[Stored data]

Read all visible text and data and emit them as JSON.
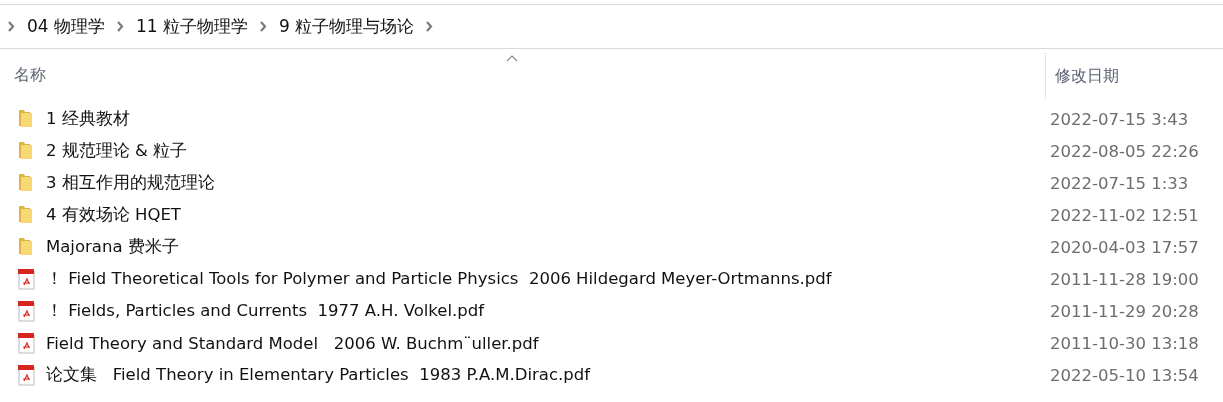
{
  "breadcrumb": [
    {
      "label": "04 物理学"
    },
    {
      "label": "11 粒子物理学"
    },
    {
      "label": "9 粒子物理与场论"
    }
  ],
  "columns": [
    {
      "label": "名称",
      "sorted": true
    },
    {
      "label": "修改日期",
      "sorted": false
    }
  ],
  "rows": [
    {
      "kind": "folder",
      "name": "1 经典教材",
      "modified": "2022-07-15 3:43"
    },
    {
      "kind": "folder",
      "name": "2 规范理论 & 粒子",
      "modified": "2022-08-05 22:26"
    },
    {
      "kind": "folder",
      "name": "3 相互作用的规范理论",
      "modified": "2022-07-15 1:33"
    },
    {
      "kind": "folder",
      "name": "4 有效场论 HQET",
      "modified": "2022-11-02 12:51"
    },
    {
      "kind": "folder",
      "name": "Majorana 费米子",
      "modified": "2020-04-03 17:57"
    },
    {
      "kind": "pdf",
      "name": "！ Field Theoretical Tools for Polymer and Particle Physics  2006 Hildegard Meyer-Ortmanns.pdf",
      "modified": "2011-11-28 19:00"
    },
    {
      "kind": "pdf",
      "name": "！ Fields, Particles and Currents  1977 A.H. Volkel.pdf",
      "modified": "2011-11-29 20:28"
    },
    {
      "kind": "pdf",
      "name": "Field Theory and Standard Model   2006 W. Buchm¨uller.pdf",
      "modified": "2011-10-30 13:18"
    },
    {
      "kind": "pdf",
      "name": "论文集   Field Theory in Elementary Particles  1983 P.A.M.Dirac.pdf",
      "modified": "2022-05-10 13:54"
    }
  ]
}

Requirement:
Set down the complete material exactly, but do not include the images.

Solution:
Read all visible text and data and emit them as JSON.
{
  "breadcrumb": [
    {
      "label": "04 物理学"
    },
    {
      "label": "11 粒子物理学"
    },
    {
      "label": "9 粒子物理与场论"
    }
  ],
  "columns": [
    {
      "label": "名称",
      "sorted": true
    },
    {
      "label": "修改日期",
      "sorted": false
    }
  ],
  "rows": [
    {
      "kind": "folder",
      "name": "1 经典教材",
      "modified": "2022-07-15 3:43"
    },
    {
      "kind": "folder",
      "name": "2 规范理论 & 粒子",
      "modified": "2022-08-05 22:26"
    },
    {
      "kind": "folder",
      "name": "3 相互作用的规范理论",
      "modified": "2022-07-15 1:33"
    },
    {
      "kind": "folder",
      "name": "4 有效场论 HQET",
      "modified": "2022-11-02 12:51"
    },
    {
      "kind": "folder",
      "name": "Majorana 费米子",
      "modified": "2020-04-03 17:57"
    },
    {
      "kind": "pdf",
      "name": "！ Field Theoretical Tools for Polymer and Particle Physics  2006 Hildegard Meyer-Ortmanns.pdf",
      "modified": "2011-11-28 19:00"
    },
    {
      "kind": "pdf",
      "name": "！ Fields, Particles and Currents  1977 A.H. Volkel.pdf",
      "modified": "2011-11-29 20:28"
    },
    {
      "kind": "pdf",
      "name": "Field Theory and Standard Model   2006 W. Buchm¨uller.pdf",
      "modified": "2011-10-30 13:18"
    },
    {
      "kind": "pdf",
      "name": "论文集   Field Theory in Elementary Particles  1983 P.A.M.Dirac.pdf",
      "modified": "2022-05-10 13:54"
    }
  ]
}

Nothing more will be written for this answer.